Records from a collection
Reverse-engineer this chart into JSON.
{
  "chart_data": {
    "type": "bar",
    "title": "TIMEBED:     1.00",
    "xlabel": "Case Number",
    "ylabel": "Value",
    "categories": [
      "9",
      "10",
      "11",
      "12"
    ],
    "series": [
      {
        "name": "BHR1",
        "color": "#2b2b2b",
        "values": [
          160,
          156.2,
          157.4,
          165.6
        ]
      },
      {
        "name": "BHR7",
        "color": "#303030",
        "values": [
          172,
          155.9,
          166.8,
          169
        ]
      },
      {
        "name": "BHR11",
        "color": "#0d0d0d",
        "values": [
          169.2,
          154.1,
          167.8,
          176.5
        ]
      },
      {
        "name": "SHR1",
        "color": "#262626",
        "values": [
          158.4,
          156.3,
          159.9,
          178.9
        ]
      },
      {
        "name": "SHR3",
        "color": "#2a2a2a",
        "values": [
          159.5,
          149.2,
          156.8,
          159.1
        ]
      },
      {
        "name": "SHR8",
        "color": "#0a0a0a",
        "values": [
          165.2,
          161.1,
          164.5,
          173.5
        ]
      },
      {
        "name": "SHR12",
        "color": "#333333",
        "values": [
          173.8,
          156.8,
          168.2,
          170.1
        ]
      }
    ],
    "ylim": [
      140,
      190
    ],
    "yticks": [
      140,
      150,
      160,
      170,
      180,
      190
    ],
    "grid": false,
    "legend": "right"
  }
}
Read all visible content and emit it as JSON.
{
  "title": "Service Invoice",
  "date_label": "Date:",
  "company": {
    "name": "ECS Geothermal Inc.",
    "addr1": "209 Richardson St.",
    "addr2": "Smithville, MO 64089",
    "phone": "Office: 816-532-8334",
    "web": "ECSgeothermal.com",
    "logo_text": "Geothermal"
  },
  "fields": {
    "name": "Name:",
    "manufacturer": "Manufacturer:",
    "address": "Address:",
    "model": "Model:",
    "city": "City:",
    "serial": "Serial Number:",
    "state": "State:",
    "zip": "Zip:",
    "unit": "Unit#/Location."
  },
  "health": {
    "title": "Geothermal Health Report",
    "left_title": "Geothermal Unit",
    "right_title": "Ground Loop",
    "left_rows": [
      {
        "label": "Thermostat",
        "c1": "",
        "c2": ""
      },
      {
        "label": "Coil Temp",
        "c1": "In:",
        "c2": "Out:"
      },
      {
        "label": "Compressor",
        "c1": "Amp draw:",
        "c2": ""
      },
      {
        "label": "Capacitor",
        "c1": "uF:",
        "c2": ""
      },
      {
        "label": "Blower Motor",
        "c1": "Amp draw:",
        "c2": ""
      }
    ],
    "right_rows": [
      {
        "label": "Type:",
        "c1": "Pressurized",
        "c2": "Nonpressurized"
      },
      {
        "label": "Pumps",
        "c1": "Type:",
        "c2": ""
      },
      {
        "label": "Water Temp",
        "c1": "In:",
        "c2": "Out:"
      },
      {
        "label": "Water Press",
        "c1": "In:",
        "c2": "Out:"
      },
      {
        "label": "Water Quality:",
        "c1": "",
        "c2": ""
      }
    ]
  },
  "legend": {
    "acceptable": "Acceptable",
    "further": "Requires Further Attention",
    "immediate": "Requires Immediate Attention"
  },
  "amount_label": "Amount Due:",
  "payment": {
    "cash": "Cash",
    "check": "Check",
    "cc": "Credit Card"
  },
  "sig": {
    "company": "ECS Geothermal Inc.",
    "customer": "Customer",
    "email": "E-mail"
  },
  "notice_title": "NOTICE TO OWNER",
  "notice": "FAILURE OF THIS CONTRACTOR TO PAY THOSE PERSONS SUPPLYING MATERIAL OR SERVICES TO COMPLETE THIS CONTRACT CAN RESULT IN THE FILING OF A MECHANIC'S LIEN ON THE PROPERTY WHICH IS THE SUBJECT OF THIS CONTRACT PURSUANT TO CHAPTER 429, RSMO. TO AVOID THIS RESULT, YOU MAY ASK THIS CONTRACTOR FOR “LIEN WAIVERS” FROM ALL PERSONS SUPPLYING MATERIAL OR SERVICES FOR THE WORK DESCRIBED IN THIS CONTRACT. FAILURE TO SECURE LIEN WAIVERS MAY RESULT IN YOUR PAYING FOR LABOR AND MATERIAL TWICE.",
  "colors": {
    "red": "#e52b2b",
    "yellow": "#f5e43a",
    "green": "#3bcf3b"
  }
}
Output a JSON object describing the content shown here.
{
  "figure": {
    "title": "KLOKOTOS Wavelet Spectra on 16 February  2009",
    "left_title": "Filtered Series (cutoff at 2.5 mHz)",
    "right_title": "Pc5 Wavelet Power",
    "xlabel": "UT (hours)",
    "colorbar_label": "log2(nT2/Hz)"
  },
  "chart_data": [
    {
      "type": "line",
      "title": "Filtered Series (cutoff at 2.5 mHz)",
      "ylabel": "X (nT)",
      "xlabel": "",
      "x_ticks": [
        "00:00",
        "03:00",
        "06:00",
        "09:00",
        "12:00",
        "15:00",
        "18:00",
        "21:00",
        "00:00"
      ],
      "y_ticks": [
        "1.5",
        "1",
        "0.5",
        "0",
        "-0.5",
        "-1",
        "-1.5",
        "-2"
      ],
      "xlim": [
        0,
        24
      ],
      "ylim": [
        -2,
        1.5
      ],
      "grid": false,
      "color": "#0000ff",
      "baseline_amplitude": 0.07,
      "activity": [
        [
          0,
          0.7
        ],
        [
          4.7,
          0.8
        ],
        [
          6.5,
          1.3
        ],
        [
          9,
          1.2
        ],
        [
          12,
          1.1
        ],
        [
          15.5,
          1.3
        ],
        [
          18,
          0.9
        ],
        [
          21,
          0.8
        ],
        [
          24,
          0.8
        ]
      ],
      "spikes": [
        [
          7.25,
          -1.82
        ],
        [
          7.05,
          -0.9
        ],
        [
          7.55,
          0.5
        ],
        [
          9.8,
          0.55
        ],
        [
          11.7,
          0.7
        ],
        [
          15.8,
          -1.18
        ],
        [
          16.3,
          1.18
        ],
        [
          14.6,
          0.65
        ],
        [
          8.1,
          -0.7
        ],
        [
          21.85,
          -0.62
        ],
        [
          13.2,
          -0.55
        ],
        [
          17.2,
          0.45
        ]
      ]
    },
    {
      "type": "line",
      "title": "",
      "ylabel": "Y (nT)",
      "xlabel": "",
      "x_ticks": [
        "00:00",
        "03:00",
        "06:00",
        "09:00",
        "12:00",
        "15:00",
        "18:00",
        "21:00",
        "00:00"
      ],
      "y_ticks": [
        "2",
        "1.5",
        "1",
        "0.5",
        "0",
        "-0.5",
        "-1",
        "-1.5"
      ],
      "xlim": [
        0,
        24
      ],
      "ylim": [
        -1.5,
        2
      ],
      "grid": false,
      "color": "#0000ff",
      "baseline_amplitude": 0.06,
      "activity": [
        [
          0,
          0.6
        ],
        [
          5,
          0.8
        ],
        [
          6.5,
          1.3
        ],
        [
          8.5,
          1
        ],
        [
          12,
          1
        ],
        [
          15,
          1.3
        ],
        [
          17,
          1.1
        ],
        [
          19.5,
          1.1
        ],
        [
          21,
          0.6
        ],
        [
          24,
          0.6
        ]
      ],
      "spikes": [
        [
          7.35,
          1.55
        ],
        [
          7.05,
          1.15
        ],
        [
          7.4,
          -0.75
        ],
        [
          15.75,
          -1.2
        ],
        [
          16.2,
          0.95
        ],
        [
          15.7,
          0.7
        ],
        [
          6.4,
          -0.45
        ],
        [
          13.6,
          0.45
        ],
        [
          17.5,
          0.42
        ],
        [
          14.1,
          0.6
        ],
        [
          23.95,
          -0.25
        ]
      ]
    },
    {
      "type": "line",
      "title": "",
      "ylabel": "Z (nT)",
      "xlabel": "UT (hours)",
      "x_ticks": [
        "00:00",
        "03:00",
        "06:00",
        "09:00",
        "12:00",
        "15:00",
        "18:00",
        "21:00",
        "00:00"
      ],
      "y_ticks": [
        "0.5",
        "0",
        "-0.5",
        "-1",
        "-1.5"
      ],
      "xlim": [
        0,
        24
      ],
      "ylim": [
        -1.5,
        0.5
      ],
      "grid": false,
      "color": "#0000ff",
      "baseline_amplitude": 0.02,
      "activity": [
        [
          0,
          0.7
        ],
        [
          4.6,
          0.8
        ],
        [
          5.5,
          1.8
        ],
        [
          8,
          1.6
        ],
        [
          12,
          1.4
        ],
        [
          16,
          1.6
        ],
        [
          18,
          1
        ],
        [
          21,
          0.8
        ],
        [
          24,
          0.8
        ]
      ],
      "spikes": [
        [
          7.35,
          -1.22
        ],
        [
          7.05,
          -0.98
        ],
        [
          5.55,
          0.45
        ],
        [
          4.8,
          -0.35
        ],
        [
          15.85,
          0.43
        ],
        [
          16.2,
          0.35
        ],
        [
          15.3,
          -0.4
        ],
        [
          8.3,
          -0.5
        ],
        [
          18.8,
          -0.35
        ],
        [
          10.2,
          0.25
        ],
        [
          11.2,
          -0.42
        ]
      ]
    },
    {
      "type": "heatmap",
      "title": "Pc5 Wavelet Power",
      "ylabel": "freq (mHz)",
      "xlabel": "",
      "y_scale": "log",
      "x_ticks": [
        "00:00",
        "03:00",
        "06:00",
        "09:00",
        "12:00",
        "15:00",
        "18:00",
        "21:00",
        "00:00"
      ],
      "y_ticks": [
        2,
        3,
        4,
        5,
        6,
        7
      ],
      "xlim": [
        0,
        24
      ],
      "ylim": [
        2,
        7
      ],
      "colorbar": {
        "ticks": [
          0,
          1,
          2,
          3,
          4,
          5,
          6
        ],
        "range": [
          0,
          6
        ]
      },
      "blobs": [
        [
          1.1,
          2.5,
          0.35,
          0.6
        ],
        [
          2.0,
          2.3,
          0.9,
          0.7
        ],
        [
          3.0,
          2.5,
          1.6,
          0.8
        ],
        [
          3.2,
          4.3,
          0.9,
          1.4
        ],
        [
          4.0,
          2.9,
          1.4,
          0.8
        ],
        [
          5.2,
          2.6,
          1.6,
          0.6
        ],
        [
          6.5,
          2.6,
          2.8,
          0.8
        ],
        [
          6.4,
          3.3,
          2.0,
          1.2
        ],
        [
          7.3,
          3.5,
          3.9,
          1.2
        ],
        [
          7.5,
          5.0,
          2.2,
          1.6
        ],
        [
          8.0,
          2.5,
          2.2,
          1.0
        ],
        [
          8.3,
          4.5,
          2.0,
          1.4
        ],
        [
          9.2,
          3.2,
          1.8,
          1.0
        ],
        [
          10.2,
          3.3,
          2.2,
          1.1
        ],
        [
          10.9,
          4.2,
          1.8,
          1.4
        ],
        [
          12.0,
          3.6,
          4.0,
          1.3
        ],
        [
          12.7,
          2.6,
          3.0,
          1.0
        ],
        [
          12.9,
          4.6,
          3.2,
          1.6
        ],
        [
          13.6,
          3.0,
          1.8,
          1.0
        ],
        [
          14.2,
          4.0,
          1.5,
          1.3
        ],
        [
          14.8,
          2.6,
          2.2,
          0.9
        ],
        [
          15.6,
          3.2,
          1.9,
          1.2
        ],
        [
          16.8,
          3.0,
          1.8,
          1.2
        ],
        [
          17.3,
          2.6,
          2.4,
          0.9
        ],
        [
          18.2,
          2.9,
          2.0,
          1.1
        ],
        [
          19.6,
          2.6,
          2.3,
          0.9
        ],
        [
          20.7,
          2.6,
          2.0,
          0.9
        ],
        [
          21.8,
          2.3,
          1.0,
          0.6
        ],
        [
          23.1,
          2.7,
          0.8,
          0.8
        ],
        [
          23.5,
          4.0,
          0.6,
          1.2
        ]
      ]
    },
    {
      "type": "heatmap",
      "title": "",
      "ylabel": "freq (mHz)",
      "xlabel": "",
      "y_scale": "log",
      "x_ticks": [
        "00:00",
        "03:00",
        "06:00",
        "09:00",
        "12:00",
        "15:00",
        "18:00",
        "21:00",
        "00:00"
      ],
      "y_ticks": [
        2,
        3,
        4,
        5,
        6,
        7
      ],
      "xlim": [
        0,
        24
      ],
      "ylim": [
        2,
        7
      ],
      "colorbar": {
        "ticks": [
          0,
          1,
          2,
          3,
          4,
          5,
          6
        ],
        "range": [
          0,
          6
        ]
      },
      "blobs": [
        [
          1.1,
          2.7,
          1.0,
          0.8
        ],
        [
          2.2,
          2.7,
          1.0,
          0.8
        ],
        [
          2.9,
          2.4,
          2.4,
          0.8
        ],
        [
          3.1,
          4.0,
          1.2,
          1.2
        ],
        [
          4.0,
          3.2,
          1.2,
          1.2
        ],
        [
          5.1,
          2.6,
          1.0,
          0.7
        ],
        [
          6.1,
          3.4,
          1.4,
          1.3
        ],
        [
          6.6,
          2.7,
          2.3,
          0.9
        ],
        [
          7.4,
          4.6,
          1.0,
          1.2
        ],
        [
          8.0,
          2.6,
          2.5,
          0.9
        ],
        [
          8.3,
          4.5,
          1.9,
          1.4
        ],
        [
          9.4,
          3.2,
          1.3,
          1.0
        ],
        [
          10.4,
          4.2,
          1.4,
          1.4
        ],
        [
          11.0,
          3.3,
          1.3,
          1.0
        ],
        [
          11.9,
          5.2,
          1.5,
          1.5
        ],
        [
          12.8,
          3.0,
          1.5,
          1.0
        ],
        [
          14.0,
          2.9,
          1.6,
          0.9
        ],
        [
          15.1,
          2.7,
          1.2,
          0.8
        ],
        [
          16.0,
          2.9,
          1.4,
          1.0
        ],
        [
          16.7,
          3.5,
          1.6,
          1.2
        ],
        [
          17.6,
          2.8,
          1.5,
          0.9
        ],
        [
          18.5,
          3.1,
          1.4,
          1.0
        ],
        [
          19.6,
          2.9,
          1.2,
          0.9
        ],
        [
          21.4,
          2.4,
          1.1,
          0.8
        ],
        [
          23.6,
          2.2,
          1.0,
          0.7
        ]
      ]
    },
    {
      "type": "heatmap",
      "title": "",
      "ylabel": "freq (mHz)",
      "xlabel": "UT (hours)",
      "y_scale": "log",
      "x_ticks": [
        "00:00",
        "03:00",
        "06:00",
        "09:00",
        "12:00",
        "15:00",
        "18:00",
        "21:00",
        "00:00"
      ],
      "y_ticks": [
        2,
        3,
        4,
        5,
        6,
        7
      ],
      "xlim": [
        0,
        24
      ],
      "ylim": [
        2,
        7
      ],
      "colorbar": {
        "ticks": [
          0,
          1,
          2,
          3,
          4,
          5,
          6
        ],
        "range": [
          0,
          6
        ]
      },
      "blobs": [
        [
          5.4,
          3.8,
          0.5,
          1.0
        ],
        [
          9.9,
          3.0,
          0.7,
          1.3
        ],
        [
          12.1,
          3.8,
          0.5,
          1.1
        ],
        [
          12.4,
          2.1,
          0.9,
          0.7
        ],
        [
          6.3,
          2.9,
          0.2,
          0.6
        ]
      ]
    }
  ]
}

§ Exercise instructions:
From the entries above, select each line containing the string "Filtered".

§ Response for this exercise:
    "left_title": "Filtered Series (cutoff at 2.5 mHz)",
      "title": "Filtered Series (cutoff at 2.5 mHz)",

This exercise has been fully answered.